— Begin TASK MATERIAL —
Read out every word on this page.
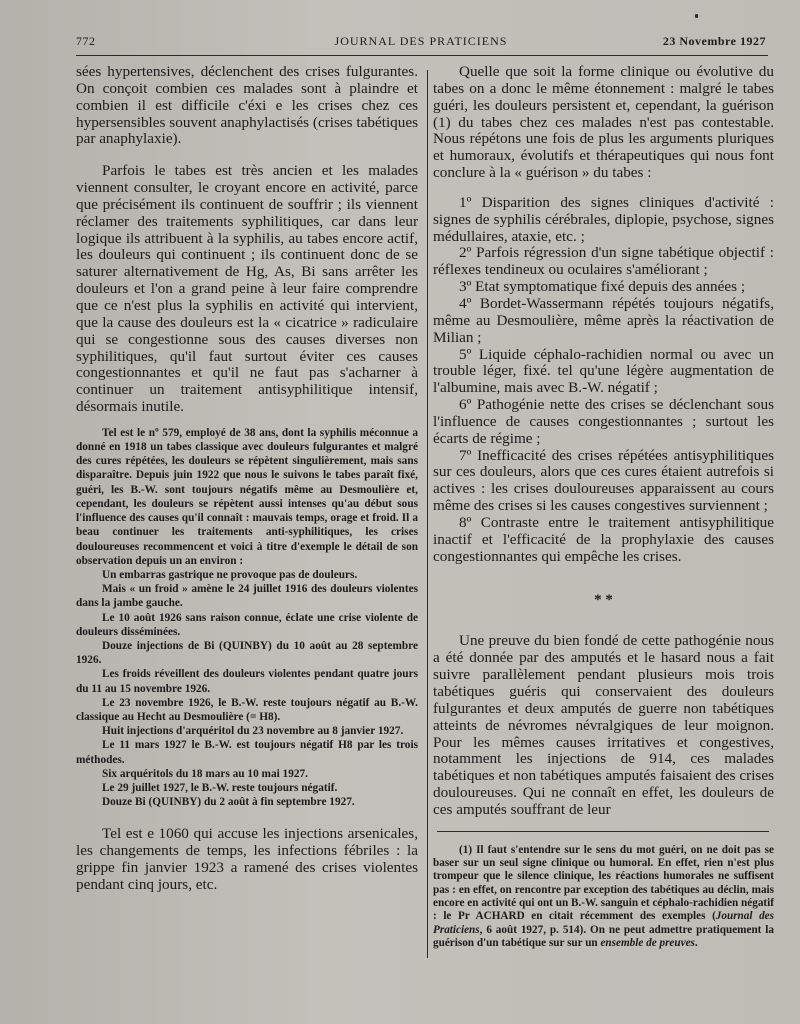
772	JOURNAL DES PRATICIENS	23 Novembre 1927

sées hypertensives, déclenchent des crises fulgurantes. On conçoit combien ces malades sont à plaindre et combien il est difficile c'éxi e les crises chez ces hypersensibles souvent anaphylactisés (crises tabétiques par anaphylaxie).

Parfois le tabes est très ancien et les malades viennent consulter, le croyant encore en activité, parce que précisément ils continuent de souffrir ; ils viennent réclamer des traitements syphilitiques, car dans leur logique ils attribuent à la syphilis, au tabes encore actif, les douleurs qui continuent ; ils continuent donc de se saturer alternativement de Hg, As, Bi sans arrêter les douleurs et l'on a grand peine à leur faire comprendre que ce n'est plus la syphilis en activité qui intervient, que la cause des douleurs est la « cicatrice » radiculaire qui se congestionne sous des causes diverses non syphilitiques, qu'il faut surtout éviter ces causes congestionnantes et qu'il ne faut pas s'acharner à continuer un traitement antisyphilitique intensif, désormais inutile.

Tel est le nº 579, employé de 38 ans, dont la syphilis méconnue a donné en 1918 un tabes classique avec douleurs fulgurantes et malgré des cures répétées, les douleurs se répètent singulièrement, mais sans disparaître. Depuis juin 1922 que nous le suivons le tabes paraît fixé, guéri, les B.-W. sont toujours négatifs même au Desmoulière et, cependant, les douleurs se répètent aussi intenses qu'au début sous l'influence des causes qu'il connaît : mauvais temps, orage et froid. Il a beau continuer les traitements anti-syphilitiques, les crises douloureuses recommencent et voici à titre d'exemple le détail de son observation depuis un an environ :

Un embarras gastrique ne provoque pas de douleurs.

Mais « un froid » amène le 24 juillet 1916 des douleurs violentes dans la jambe gauche.

Le 10 août 1926 sans raison connue, éclate une crise violente de douleurs disséminées.

Douze injections de Bi (QUINBY) du 10 août au 28 septembre 1926.

Les froids réveillent des douleurs violentes pendant quatre jours du 11 au 15 novembre 1926.

Le 23 novembre 1926, le B.-W. reste toujours négatif au B.-W. classique au Hecht au Desmoulière (= H8).

Huit injections d'arquéritol du 23 novembre au 8 janvier 1927.

Le 11 mars 1927 le B.-W. est toujours négatif H8 par les trois méthodes.

Six arquéritols du 18 mars au 10 mai 1927.

Le 29 juillet 1927, le B.-W. reste toujours négatif.

Douze Bi (QUINBY) du 2 août à fin septembre 1927.

Tel est e 1060 qui accuse les injections arsenicales, les changements de temps, les infections fébriles : la grippe fin janvier 1923 a ramené des crises violentes pendant cinq jours, etc.

Quelle que soit la forme clinique ou évolutive du tabes on a donc le même étonnement : malgré le tabes guéri, les douleurs persistent et, cependant, la guérison (1) du tabes chez ces malades n'est pas contestable. Nous répétons une fois de plus les arguments pluriques et humoraux, évolutifs et thérapeutiques qui nous font conclure à la « guérison » du tabes :

1º Disparition des signes cliniques d'activité : signes de syphilis cérébrales, diplopie, psychose, signes médullaires, ataxie, etc. ;

2º Parfois régression d'un signe tabétique objectif : réflexes tendineux ou oculaires s'améliorant ;

3º Etat symptomatique fixé depuis des années ;

4º Bordet-Wassermann répétés toujours négatifs, même au Desmoulière, même après la réactivation de Milian ;

5º Liquide céphalo-rachidien normal ou avec un trouble léger, fixé. tel qu'une légère augmentation de l'albumine, mais avec B.-W. négatif ;

6º Pathogénie nette des crises se déclenchant sous l'influence de causes congestionnantes ; surtout les écarts de régime ;

7º Inefficacité des crises répétées antisyphilitiques sur ces douleurs, alors que ces cures étaient autrefois si actives : les crises douloureuses apparaissent au cours même des crises si les causes congestives surviennent ;

8º Contraste entre le traitement antisyphilitique inactif et l'efficacité de la prophylaxie des causes congestionnantes qui empêche les crises.

* *

Une preuve du bien fondé de cette pathogénie nous a été donnée par des amputés et le hasard nous a fait suivre parallèlement pendant plusieurs mois trois tabétiques guéris qui conservaient des douleurs fulgurantes et deux amputés de guerre non tabétiques atteints de névromes névralgiques de leur moignon. Pour les mêmes causes irritatives et congestives, notamment les injections de 914, ces malades tabétiques et non tabétiques amputés faisaient des crises douloureuses. Qui ne connaît en effet, les douleurs de ces amputés souffrant de leur

(1) Il faut s'entendre sur le sens du mot guéri, on ne doit pas se baser sur un seul signe clinique ou humoral. En effet, rien n'est plus trompeur que le silence clinique, les réactions humorales ne suffisent pas : en effet, on rencontre par exception des tabétiques au déclin, mais encore en activité qui ont un B.-W. sanguin et céphalo-rachidien négatif : le Pr ACHARD en citait récemment des exemples (Journal des Praticiens, 6 août 1927, p. 514). On ne peut admettre pratiquement la guérison d'un tabétique sur sur un ensemble de preuves.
— End TASK MATERIAL —
### STATED PROBLEM
Say, as a single number and nothing more, how many lines of the entries contain the word "QUINBY".

### SOLUTION BELOW
2